▸ Work to complete
Print the listing that follows, character for character.

▸ Data section
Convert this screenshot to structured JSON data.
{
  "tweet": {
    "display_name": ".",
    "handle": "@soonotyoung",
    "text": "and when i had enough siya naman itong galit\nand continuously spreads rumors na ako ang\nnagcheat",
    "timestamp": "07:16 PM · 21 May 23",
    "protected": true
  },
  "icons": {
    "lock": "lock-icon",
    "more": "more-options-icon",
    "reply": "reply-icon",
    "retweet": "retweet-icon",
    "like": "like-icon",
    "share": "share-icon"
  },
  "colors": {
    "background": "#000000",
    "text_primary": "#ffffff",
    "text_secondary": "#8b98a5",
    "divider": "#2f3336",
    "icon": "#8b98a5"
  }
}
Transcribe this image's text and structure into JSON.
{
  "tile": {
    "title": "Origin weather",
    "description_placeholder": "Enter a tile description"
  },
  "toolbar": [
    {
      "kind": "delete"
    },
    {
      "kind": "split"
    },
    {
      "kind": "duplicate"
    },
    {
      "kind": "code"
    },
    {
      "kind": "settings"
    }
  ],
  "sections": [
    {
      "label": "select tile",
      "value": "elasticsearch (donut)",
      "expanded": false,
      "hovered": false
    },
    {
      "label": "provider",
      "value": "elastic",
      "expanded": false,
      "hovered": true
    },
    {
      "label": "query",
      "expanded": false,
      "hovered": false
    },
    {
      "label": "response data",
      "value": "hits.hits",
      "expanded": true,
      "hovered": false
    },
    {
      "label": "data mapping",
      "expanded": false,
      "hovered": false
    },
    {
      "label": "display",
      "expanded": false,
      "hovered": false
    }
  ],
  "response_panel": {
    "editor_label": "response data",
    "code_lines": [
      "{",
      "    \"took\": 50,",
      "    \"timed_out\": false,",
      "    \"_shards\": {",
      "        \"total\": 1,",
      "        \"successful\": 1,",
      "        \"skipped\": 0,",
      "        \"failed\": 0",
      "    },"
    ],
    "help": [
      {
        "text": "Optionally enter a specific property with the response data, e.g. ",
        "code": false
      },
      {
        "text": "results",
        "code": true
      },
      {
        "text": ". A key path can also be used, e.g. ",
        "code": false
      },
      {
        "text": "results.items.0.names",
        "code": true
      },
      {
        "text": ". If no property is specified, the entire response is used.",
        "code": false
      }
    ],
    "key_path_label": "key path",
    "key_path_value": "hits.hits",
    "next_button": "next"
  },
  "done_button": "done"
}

▸ Correct result
Convert this screenshot to structured JSON data.
{
  "tweet": {
    "display_name": ".",
    "handle": "@soonotyoung",
    "text": "and when i had enough siya naman itong galit\nand continuously spreads rumors na ako ang\nnagcheat",
    "timestamp": "07:16 PM · 21 May 23",
    "protected": true
  },
  "icons": {
    "lock": "lock-icon",
    "more": "more-options-icon",
    "reply": "reply-icon",
    "retweet": "retweet-icon",
    "like": "like-icon",
    "share": "share-icon"
  },
  "colors": {
    "background": "#000000",
    "text_primary": "#ffffff",
    "text_secondary": "#8b98a5",
    "divider": "#2f3336",
    "icon": "#8b98a5"
  }
}
Transcribe this image's text and structure into JSON.
{
  "tile": {
    "title": "Origin weather",
    "description_placeholder": "Enter a tile description"
  },
  "toolbar": [
    {
      "kind": "delete"
    },
    {
      "kind": "split"
    },
    {
      "kind": "duplicate"
    },
    {
      "kind": "code"
    },
    {
      "kind": "settings"
    }
  ],
  "sections": [
    {
      "label": "select tile",
      "value": "elasticsearch (donut)",
      "expanded": false,
      "hovered": false
    },
    {
      "label": "provider",
      "value": "elastic",
      "expanded": false,
      "hovered": true
    },
    {
      "label": "query",
      "expanded": false,
      "hovered": false
    },
    {
      "label": "response data",
      "value": "hits.hits",
      "expanded": true,
      "hovered": false
    },
    {
      "label": "data mapping",
      "expanded": false,
      "hovered": false
    },
    {
      "label": "display",
      "expanded": false,
      "hovered": false
    }
  ],
  "response_panel": {
    "editor_label": "response data",
    "code_lines": [
      "{",
      "    \"took\": 50,",
      "    \"timed_out\": false,",
      "    \"_shards\": {",
      "        \"total\": 1,",
      "        \"successful\": 1,",
      "        \"skipped\": 0,",
      "        \"failed\": 0",
      "    },"
    ],
    "help": [
      {
        "text": "Optionally enter a specific property with the response data, e.g. ",
        "code": false
      },
      {
        "text": "results",
        "code": true
      },
      {
        "text": ". A key path can also be used, e.g. ",
        "code": false
      },
      {
        "text": "results.items.0.names",
        "code": true
      },
      {
        "text": ". If no property is specified, the entire response is used.",
        "code": false
      }
    ],
    "key_path_label": "key path",
    "key_path_value": "hits.hits",
    "next_button": "next"
  },
  "done_button": "done"
}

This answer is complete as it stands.